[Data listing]
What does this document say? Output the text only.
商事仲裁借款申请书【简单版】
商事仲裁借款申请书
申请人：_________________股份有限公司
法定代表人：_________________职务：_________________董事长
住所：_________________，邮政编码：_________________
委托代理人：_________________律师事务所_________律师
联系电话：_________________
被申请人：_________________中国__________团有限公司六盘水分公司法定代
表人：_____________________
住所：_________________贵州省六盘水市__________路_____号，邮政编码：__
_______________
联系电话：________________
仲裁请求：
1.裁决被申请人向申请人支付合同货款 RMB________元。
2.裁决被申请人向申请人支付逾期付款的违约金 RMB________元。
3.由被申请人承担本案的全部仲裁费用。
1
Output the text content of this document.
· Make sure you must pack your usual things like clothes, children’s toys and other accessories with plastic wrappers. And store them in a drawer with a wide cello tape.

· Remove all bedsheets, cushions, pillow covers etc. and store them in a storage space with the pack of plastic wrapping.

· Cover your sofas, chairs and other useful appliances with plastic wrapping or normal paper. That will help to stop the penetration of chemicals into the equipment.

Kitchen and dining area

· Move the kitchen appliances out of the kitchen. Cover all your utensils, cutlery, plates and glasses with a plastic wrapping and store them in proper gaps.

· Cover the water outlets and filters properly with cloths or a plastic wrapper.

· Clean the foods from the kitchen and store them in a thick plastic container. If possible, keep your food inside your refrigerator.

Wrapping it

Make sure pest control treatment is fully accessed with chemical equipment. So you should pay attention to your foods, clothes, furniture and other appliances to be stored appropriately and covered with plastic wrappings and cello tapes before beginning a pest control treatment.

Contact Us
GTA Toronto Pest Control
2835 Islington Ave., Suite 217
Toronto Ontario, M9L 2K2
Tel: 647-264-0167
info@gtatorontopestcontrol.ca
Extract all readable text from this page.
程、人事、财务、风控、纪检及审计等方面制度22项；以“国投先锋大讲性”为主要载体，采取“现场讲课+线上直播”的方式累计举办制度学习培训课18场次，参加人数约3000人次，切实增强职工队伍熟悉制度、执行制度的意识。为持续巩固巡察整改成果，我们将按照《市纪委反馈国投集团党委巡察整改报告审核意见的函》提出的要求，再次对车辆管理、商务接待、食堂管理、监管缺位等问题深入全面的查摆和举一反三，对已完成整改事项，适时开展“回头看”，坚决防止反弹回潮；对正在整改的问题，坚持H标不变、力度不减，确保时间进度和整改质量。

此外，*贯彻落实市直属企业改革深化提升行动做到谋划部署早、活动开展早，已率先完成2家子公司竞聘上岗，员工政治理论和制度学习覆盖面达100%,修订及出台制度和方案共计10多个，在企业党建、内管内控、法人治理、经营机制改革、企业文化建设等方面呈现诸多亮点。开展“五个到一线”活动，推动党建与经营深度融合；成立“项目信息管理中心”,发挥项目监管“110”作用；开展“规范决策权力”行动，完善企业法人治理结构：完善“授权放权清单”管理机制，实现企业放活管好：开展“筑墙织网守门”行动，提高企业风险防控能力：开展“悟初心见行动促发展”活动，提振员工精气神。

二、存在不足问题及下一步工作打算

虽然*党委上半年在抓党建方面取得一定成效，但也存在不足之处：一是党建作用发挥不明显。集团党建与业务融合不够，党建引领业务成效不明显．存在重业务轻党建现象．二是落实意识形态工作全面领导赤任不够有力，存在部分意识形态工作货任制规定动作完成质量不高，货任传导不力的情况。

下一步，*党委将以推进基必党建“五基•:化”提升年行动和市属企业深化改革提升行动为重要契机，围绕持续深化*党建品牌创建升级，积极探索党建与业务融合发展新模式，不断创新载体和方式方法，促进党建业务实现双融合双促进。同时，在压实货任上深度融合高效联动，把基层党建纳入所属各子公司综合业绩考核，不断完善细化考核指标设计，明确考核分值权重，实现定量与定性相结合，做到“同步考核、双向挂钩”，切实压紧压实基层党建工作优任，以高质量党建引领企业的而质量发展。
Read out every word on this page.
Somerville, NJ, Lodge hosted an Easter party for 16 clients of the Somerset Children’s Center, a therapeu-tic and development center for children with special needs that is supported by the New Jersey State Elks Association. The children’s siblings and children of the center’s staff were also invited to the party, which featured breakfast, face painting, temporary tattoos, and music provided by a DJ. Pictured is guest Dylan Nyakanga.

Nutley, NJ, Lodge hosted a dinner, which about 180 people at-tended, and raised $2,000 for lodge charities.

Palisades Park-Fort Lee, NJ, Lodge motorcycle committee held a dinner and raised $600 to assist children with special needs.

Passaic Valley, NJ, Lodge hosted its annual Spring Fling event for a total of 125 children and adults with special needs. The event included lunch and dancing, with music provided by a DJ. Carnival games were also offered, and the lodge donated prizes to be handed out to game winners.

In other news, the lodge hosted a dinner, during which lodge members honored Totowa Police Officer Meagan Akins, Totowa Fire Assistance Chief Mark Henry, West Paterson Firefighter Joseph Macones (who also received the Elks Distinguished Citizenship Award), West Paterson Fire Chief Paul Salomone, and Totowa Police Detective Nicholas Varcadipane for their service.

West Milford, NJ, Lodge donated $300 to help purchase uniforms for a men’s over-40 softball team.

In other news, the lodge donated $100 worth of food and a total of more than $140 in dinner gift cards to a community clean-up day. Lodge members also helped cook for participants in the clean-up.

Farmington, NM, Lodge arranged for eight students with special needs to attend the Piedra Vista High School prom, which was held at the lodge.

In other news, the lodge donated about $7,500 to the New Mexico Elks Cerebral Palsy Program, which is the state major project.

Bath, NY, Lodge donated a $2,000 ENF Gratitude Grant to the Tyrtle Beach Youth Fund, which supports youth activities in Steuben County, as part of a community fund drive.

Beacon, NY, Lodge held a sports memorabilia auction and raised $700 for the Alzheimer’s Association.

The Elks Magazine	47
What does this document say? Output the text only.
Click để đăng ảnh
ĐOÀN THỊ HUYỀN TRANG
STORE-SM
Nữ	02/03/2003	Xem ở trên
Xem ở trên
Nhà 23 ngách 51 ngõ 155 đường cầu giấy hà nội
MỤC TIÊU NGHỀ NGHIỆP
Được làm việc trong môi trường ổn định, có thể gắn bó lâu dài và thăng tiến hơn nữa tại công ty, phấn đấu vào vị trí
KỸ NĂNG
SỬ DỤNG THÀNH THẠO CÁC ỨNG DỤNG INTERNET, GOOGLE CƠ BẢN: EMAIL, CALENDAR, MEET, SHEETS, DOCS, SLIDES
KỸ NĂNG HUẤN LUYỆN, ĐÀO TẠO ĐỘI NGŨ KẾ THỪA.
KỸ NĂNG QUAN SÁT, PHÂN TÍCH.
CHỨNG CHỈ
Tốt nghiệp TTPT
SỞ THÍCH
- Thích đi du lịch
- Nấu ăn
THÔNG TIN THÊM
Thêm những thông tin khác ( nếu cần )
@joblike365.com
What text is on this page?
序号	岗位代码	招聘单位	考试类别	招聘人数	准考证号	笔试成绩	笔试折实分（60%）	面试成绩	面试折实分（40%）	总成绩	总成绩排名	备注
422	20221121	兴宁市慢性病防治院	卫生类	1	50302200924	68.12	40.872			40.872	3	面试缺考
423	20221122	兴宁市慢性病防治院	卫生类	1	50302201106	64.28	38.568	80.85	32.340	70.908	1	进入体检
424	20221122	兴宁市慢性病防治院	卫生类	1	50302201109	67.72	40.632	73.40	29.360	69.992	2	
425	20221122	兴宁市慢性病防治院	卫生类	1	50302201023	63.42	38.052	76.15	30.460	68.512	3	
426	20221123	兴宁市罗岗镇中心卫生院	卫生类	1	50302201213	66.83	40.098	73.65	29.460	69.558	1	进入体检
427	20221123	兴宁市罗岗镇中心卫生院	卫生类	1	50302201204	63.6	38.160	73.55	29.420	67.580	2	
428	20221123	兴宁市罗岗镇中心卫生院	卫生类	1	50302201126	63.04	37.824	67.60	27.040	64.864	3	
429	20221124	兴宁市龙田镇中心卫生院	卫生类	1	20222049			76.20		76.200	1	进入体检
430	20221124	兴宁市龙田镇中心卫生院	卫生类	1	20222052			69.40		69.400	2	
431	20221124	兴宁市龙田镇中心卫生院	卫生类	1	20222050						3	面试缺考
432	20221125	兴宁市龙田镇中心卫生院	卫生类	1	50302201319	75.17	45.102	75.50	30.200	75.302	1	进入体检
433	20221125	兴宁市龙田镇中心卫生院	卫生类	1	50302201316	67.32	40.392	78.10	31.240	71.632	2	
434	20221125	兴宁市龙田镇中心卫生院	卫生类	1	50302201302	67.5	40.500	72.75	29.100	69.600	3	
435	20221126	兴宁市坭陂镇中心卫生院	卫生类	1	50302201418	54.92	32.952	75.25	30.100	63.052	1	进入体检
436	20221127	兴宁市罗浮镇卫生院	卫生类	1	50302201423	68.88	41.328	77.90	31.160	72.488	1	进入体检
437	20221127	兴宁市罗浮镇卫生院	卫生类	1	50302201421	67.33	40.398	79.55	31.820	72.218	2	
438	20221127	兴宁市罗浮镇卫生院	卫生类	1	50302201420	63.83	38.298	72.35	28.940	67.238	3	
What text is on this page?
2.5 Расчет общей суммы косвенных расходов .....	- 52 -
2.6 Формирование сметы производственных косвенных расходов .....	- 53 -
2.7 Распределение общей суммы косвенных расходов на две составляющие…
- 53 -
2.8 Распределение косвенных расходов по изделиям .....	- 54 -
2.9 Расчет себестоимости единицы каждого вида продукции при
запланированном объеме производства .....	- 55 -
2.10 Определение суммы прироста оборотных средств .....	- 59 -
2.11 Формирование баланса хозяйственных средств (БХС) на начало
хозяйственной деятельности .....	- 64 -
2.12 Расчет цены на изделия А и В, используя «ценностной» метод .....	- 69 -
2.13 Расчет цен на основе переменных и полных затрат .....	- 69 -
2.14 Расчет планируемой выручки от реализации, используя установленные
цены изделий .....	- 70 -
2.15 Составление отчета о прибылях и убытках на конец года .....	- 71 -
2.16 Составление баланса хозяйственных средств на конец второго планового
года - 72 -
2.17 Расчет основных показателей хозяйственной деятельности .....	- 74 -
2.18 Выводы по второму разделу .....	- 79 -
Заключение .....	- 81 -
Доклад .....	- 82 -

▶ _What to produce_:
Filter lines by "NĂNG" and return each hit.

▶ _Response_:
KỸ NĂNG
KỸ NĂNG HUẤN LUYỆN, ĐÀO TẠO ĐỘI NGŨ KẾ THỪA.
KỸ NĂNG QUAN SÁT, PHÂN TÍCH.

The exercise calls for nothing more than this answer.